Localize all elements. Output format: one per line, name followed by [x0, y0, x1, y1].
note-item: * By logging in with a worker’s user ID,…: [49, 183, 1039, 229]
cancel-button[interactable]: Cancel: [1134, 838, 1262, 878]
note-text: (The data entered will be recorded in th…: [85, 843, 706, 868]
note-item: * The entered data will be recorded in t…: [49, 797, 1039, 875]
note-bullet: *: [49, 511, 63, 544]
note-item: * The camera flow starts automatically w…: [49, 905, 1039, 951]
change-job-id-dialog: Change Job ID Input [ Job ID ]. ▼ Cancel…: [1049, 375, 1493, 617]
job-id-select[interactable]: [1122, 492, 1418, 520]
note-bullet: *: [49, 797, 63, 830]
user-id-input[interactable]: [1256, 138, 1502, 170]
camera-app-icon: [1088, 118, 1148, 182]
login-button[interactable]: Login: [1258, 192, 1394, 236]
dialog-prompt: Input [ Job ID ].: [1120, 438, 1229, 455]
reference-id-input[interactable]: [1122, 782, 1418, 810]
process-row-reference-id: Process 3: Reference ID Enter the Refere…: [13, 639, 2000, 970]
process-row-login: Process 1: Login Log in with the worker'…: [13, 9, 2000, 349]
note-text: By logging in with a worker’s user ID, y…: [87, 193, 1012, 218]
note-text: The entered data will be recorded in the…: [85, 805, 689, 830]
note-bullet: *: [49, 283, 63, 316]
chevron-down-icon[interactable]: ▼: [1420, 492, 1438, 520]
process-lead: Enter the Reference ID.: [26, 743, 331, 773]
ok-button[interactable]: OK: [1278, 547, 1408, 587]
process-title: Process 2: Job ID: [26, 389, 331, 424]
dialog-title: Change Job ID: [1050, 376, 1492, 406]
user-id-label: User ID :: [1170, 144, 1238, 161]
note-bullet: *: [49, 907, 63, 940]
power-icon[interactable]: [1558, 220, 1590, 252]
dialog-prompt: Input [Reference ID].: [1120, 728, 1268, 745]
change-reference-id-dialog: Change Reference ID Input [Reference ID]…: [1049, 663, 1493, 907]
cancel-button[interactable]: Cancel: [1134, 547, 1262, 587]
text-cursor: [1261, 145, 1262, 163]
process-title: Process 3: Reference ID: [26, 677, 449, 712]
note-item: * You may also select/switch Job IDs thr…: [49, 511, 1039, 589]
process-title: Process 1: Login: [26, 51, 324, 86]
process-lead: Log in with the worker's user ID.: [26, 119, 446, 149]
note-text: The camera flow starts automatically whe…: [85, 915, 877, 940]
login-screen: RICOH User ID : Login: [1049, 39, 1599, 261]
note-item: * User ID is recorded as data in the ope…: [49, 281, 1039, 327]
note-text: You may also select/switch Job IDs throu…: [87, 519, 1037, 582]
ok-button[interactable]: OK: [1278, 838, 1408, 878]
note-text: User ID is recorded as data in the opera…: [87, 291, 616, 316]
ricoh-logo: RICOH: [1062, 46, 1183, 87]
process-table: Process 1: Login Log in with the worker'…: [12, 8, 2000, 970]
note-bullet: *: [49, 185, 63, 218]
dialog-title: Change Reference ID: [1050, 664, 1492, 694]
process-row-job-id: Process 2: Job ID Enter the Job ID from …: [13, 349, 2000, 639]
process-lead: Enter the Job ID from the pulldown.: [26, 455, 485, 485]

> **PROMPT**
Which lines in the records above contain the word "Cancel"? Copy each one in full.

> **OUTPUT BELOW**
cancel-button[interactable]: Cancel: [1134, 838, 1262, 878]
change-job-id-dialog: Change Job ID Input [ Job ID ]. ▼ Cancel…: [1049, 375, 1493, 617]
cancel-button[interactable]: Cancel: [1134, 547, 1262, 587]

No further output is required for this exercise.